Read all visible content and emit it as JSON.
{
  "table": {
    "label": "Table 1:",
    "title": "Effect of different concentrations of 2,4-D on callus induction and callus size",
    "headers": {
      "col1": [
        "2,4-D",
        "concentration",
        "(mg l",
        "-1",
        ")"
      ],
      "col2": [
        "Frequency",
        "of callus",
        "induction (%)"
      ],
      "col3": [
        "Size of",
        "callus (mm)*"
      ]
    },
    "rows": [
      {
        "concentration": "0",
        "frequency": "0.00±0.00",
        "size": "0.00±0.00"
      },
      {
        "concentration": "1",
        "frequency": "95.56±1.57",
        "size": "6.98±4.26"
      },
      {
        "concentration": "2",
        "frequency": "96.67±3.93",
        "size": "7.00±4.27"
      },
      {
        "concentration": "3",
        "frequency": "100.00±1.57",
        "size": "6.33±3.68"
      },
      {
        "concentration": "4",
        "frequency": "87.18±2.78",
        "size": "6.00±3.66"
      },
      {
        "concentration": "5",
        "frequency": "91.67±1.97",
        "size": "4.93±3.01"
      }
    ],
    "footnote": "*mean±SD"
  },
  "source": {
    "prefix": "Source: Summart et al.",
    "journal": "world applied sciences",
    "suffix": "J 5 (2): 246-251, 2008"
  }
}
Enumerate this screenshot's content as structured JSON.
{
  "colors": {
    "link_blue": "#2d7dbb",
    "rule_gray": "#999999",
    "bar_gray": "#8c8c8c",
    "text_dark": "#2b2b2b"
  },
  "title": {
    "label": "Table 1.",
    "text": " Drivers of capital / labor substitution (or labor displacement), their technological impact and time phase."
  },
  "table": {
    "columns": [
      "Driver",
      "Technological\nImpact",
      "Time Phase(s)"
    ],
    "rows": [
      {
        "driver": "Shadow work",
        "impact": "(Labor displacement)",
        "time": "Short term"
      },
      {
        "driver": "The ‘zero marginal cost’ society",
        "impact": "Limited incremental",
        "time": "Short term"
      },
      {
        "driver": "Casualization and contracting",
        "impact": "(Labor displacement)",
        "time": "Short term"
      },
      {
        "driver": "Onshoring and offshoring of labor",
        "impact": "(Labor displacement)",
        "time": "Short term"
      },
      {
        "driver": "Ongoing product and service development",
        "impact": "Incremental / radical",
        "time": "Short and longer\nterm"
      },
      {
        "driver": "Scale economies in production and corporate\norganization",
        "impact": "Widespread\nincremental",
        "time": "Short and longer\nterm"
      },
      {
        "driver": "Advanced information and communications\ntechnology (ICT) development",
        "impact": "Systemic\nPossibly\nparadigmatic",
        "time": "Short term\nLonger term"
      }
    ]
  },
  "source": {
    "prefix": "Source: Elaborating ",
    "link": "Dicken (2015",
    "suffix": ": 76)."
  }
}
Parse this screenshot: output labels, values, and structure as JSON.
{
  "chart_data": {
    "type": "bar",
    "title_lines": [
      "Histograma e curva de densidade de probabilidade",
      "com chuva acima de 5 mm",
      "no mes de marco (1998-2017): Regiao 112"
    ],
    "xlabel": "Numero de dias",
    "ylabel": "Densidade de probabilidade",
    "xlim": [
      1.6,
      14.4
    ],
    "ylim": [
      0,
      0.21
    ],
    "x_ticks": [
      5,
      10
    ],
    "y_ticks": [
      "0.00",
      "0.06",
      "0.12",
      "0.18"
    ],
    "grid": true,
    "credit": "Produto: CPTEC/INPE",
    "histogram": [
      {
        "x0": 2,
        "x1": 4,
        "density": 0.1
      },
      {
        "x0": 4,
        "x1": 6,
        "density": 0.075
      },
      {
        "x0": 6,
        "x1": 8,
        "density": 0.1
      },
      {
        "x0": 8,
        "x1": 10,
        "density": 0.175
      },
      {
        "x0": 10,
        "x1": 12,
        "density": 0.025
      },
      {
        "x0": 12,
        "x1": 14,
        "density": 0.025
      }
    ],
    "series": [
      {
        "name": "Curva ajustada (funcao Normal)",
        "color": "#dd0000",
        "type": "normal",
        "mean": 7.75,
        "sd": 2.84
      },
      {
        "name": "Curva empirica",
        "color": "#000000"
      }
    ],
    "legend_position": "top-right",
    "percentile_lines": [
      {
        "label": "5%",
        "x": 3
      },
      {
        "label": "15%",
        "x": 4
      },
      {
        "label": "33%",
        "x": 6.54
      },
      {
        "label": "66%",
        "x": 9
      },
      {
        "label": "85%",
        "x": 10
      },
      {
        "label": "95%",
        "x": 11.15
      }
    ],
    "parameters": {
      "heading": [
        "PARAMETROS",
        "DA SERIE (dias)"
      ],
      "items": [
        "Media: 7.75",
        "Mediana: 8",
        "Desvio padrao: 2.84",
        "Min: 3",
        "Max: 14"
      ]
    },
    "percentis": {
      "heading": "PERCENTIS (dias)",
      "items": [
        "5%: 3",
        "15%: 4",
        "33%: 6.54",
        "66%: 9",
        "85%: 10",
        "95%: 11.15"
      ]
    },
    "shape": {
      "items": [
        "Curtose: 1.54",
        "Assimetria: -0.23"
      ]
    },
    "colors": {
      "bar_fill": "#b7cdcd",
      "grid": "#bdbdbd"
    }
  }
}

> [YOUR GOAL]:
Look through the listing and extract every line with "induction" in it.

> [OUTPUT]:
    "title": "Effect of different concentrations of 2,4-D on callus induction and callus size",
        "induction (%)"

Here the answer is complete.